### GIVEN INSTRUCTION
Transcribe the listing verbatim. Do not carry over any pictures.

### SOURCE MATERIAL
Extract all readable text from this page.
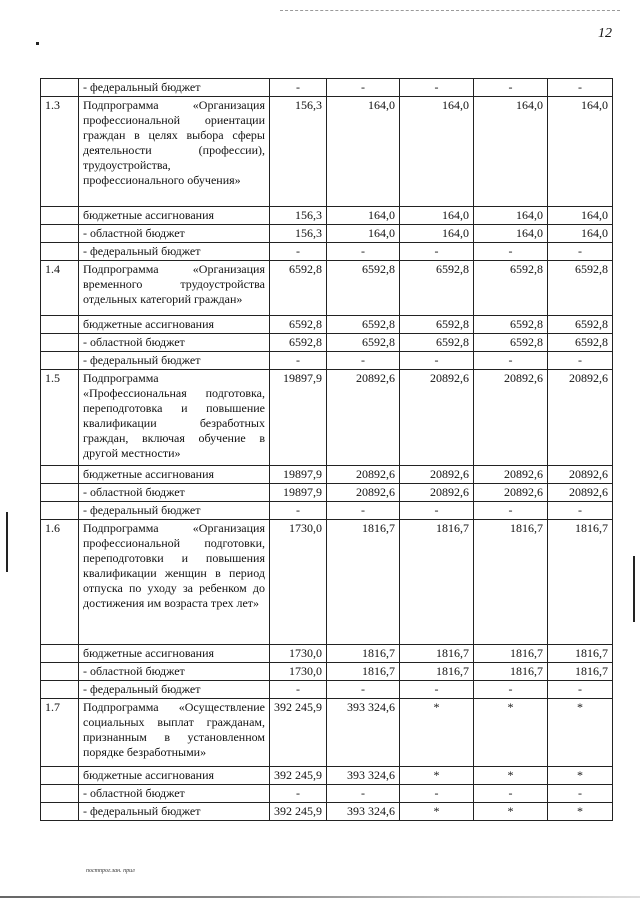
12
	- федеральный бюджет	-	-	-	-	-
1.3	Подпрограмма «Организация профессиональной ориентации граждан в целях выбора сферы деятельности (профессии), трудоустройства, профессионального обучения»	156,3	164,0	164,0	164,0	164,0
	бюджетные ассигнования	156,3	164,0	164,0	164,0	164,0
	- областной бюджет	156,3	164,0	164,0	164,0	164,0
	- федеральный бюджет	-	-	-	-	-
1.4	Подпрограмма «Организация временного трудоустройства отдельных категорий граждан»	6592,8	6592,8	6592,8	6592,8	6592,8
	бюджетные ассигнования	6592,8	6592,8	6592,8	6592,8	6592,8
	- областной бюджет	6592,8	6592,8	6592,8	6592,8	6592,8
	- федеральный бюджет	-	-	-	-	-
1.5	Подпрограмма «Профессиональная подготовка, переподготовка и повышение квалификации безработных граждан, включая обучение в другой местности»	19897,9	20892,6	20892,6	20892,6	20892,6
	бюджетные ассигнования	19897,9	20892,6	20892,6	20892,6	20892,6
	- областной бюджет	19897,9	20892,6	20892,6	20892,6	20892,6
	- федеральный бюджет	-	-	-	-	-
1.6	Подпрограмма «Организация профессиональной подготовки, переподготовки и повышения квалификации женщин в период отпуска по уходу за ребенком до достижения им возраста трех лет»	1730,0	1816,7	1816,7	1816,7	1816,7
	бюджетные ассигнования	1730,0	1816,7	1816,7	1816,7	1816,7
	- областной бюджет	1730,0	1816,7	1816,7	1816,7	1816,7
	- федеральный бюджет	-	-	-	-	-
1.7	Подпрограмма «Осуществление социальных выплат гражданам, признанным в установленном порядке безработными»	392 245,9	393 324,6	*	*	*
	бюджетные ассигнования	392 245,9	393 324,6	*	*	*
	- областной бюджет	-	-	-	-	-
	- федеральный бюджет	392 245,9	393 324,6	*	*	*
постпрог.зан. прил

### RESULT
Extract all readable text from this page.
12
	- федеральный бюджет	-	-	-	-	-
1.3	Подпрограмма «Организация профессиональной ориентации граждан в целях выбора сферы деятельности (профессии), трудоустройства, профессионального обучения»	156,3	164,0	164,0	164,0	164,0
	бюджетные ассигнования	156,3	164,0	164,0	164,0	164,0
	- областной бюджет	156,3	164,0	164,0	164,0	164,0
	- федеральный бюджет	-	-	-	-	-
1.4	Подпрограмма «Организация временного трудоустройства отдельных категорий граждан»	6592,8	6592,8	6592,8	6592,8	6592,8
	бюджетные ассигнования	6592,8	6592,8	6592,8	6592,8	6592,8
	- областной бюджет	6592,8	6592,8	6592,8	6592,8	6592,8
	- федеральный бюджет	-	-	-	-	-
1.5	Подпрограмма «Профессиональная подготовка, переподготовка и повышение квалификации безработных граждан, включая обучение в другой местности»	19897,9	20892,6	20892,6	20892,6	20892,6
	бюджетные ассигнования	19897,9	20892,6	20892,6	20892,6	20892,6
	- областной бюджет	19897,9	20892,6	20892,6	20892,6	20892,6
	- федеральный бюджет	-	-	-	-	-
1.6	Подпрограмма «Организация профессиональной подготовки, переподготовки и повышения квалификации женщин в период отпуска по уходу за ребенком до достижения им возраста трех лет»	1730,0	1816,7	1816,7	1816,7	1816,7
	бюджетные ассигнования	1730,0	1816,7	1816,7	1816,7	1816,7
	- областной бюджет	1730,0	1816,7	1816,7	1816,7	1816,7
	- федеральный бюджет	-	-	-	-	-
1.7	Подпрограмма «Осуществление социальных выплат гражданам, признанным в установленном порядке безработными»	392 245,9	393 324,6	*	*	*
	бюджетные ассигнования	392 245,9	393 324,6	*	*	*
	- областной бюджет	-	-	-	-	-
	- федеральный бюджет	392 245,9	393 324,6	*	*	*
постпрог.зан. прил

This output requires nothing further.